Stored records >>
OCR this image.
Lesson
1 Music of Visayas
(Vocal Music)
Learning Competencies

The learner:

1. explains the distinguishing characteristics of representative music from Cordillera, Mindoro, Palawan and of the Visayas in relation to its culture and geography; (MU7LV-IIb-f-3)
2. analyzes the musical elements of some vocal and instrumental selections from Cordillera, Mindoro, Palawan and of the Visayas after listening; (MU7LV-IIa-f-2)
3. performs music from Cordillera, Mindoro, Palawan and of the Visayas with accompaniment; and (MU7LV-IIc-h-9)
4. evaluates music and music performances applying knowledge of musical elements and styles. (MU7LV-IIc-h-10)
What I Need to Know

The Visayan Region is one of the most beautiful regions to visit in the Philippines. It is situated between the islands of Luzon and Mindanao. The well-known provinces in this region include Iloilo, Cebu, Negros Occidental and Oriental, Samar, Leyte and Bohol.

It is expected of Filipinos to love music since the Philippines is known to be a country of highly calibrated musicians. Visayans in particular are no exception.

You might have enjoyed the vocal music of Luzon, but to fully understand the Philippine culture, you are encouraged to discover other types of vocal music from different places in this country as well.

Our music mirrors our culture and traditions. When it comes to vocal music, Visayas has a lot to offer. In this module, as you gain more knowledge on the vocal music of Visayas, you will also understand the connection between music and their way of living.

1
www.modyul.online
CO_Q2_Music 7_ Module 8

Exercise description >>
Output the listing above exactly as it appears.

Answer to the problem >>
OCR this image.
Lesson
1 Music of Visayas
(Vocal Music)
Learning Competencies

The learner:

1. explains the distinguishing characteristics of representative music from Cordillera, Mindoro, Palawan and of the Visayas in relation to its culture and geography; (MU7LV-IIb-f-3)
2. analyzes the musical elements of some vocal and instrumental selections from Cordillera, Mindoro, Palawan and of the Visayas after listening; (MU7LV-IIa-f-2)
3. performs music from Cordillera, Mindoro, Palawan and of the Visayas with accompaniment; and (MU7LV-IIc-h-9)
4. evaluates music and music performances applying knowledge of musical elements and styles. (MU7LV-IIc-h-10)
What I Need to Know

The Visayan Region is one of the most beautiful regions to visit in the Philippines. It is situated between the islands of Luzon and Mindanao. The well-known provinces in this region include Iloilo, Cebu, Negros Occidental and Oriental, Samar, Leyte and Bohol.

It is expected of Filipinos to love music since the Philippines is known to be a country of highly calibrated musicians. Visayans in particular are no exception.

You might have enjoyed the vocal music of Luzon, but to fully understand the Philippine culture, you are encouraged to discover other types of vocal music from different places in this country as well.

Our music mirrors our culture and traditions. When it comes to vocal music, Visayas has a lot to offer. In this module, as you gain more knowledge on the vocal music of Visayas, you will also understand the connection between music and their way of living.

1
www.modyul.online
CO_Q2_Music 7_ Module 8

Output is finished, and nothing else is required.